Dataset entries on figures
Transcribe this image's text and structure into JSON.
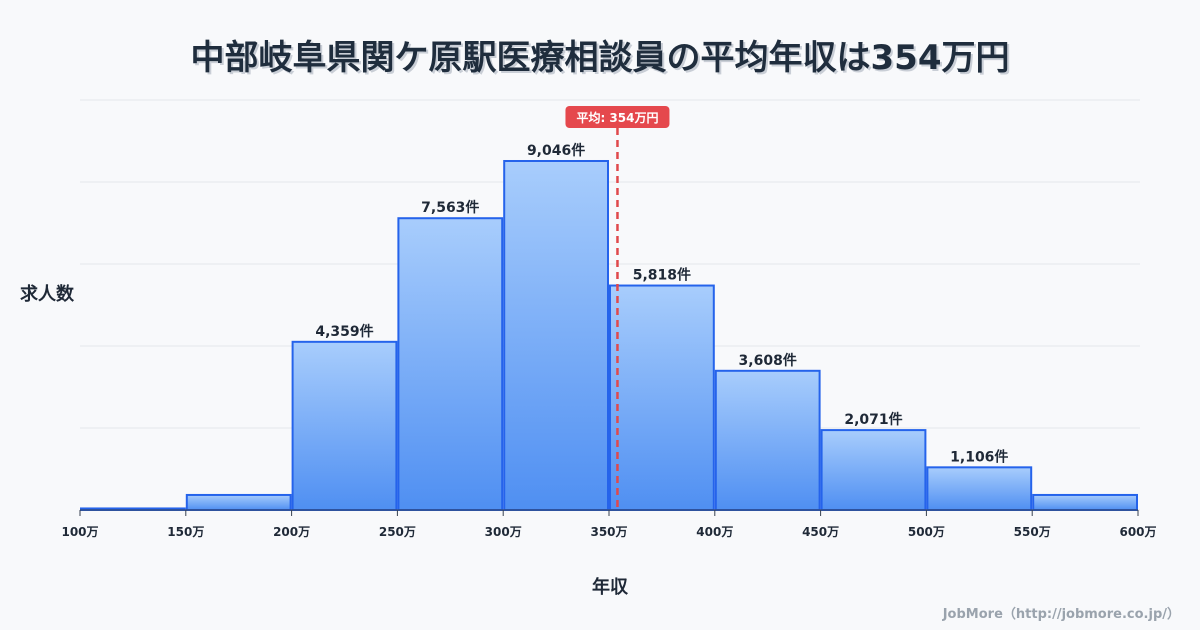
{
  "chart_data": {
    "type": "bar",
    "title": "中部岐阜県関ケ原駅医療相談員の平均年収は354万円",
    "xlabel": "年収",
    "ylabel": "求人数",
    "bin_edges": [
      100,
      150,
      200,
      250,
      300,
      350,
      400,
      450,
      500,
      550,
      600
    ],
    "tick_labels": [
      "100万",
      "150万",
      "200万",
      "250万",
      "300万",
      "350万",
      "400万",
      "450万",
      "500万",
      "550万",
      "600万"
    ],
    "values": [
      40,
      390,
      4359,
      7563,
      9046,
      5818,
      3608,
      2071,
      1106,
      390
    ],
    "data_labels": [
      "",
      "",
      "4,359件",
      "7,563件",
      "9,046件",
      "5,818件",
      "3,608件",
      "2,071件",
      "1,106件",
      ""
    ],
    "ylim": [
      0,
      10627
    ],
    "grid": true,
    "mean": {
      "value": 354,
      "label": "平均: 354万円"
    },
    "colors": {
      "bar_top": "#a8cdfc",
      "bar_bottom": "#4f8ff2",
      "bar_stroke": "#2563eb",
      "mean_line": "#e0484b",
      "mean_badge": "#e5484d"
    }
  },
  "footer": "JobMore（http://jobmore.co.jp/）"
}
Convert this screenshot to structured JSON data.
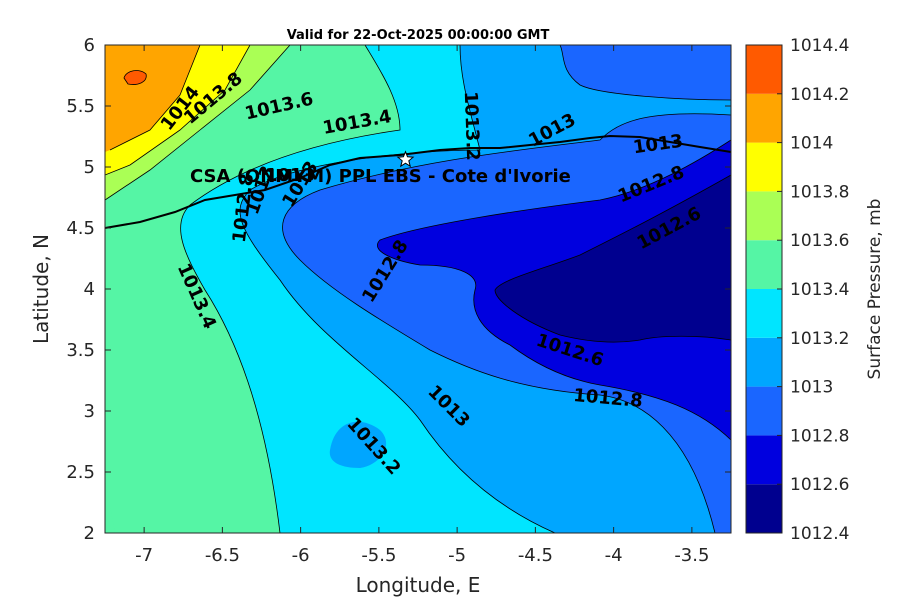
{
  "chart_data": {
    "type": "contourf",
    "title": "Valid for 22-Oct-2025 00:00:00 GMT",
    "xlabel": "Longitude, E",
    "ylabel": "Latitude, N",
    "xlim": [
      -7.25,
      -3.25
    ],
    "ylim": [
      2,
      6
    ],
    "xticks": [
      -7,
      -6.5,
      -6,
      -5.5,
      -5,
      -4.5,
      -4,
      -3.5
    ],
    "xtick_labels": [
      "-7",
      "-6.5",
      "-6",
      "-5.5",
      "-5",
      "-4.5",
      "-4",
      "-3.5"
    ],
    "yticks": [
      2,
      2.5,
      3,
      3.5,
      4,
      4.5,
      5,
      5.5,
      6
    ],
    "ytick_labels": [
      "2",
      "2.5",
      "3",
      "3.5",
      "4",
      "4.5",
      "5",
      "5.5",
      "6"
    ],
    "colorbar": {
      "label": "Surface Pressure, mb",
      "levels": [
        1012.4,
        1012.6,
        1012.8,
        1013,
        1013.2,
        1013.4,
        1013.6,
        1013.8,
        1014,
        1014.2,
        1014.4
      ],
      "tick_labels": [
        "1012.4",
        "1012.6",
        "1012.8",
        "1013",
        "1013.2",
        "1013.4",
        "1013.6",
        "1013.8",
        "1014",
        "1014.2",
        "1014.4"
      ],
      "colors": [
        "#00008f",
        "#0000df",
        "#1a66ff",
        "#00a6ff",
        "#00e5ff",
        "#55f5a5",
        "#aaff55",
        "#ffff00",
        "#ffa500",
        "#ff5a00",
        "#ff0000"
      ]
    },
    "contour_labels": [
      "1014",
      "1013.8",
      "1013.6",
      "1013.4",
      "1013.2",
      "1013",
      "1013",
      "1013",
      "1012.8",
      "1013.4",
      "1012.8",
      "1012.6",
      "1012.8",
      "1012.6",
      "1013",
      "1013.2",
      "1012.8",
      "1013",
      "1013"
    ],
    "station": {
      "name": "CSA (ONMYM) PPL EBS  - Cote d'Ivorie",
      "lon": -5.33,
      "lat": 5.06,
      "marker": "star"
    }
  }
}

### What this task involves
Keep the pictures out of your copy, and repeat every entry above exactly.

### Response
Transcribe this image's text and structure into JSON.
{
  "chart_data": {
    "type": "bar",
    "title": "中部岐阜県関ケ原駅医療相談員の平均年収は354万円",
    "xlabel": "年収",
    "ylabel": "求人数",
    "bin_edges": [
      100,
      150,
      200,
      250,
      300,
      350,
      400,
      450,
      500,
      550,
      600
    ],
    "tick_labels": [
      "100万",
      "150万",
      "200万",
      "250万",
      "300万",
      "350万",
      "400万",
      "450万",
      "500万",
      "550万",
      "600万"
    ],
    "values": [
      40,
      390,
      4359,
      7563,
      9046,
      5818,
      3608,
      2071,
      1106,
      390
    ],
    "data_labels": [
      "",
      "",
      "4,359件",
      "7,563件",
      "9,046件",
      "5,818件",
      "3,608件",
      "2,071件",
      "1,106件",
      ""
    ],
    "ylim": [
      0,
      10627
    ],
    "grid": true,
    "mean": {
      "value": 354,
      "label": "平均: 354万円"
    },
    "colors": {
      "bar_top": "#a8cdfc",
      "bar_bottom": "#4f8ff2",
      "bar_stroke": "#2563eb",
      "mean_line": "#e0484b",
      "mean_badge": "#e5484d"
    }
  },
  "footer": "JobMore（http://jobmore.co.jp/）"
}
Convert this screenshot to structured JSON data.
{
  "chart_data": {
    "type": "contourf",
    "title": "Valid for 22-Oct-2025 00:00:00 GMT",
    "xlabel": "Longitude, E",
    "ylabel": "Latitude, N",
    "xlim": [
      -7.25,
      -3.25
    ],
    "ylim": [
      2,
      6
    ],
    "xticks": [
      -7,
      -6.5,
      -6,
      -5.5,
      -5,
      -4.5,
      -4,
      -3.5
    ],
    "xtick_labels": [
      "-7",
      "-6.5",
      "-6",
      "-5.5",
      "-5",
      "-4.5",
      "-4",
      "-3.5"
    ],
    "yticks": [
      2,
      2.5,
      3,
      3.5,
      4,
      4.5,
      5,
      5.5,
      6
    ],
    "ytick_labels": [
      "2",
      "2.5",
      "3",
      "3.5",
      "4",
      "4.5",
      "5",
      "5.5",
      "6"
    ],
    "colorbar": {
      "label": "Surface Pressure, mb",
      "levels": [
        1012.4,
        1012.6,
        1012.8,
        1013,
        1013.2,
        1013.4,
        1013.6,
        1013.8,
        1014,
        1014.2,
        1014.4
      ],
      "tick_labels": [
        "1012.4",
        "1012.6",
        "1012.8",
        "1013",
        "1013.2",
        "1013.4",
        "1013.6",
        "1013.8",
        "1014",
        "1014.2",
        "1014.4"
      ],
      "colors": [
        "#00008f",
        "#0000df",
        "#1a66ff",
        "#00a6ff",
        "#00e5ff",
        "#55f5a5",
        "#aaff55",
        "#ffff00",
        "#ffa500",
        "#ff5a00",
        "#ff0000"
      ]
    },
    "contour_labels": [
      "1014",
      "1013.8",
      "1013.6",
      "1013.4",
      "1013.2",
      "1013",
      "1013",
      "1013",
      "1012.8",
      "1013.4",
      "1012.8",
      "1012.6",
      "1012.8",
      "1012.6",
      "1013",
      "1013.2",
      "1012.8",
      "1013",
      "1013"
    ],
    "station": {
      "name": "CSA (ONMYM) PPL EBS  - Cote d'Ivorie",
      "lon": -5.33,
      "lat": 5.06,
      "marker": "star"
    }
  }
}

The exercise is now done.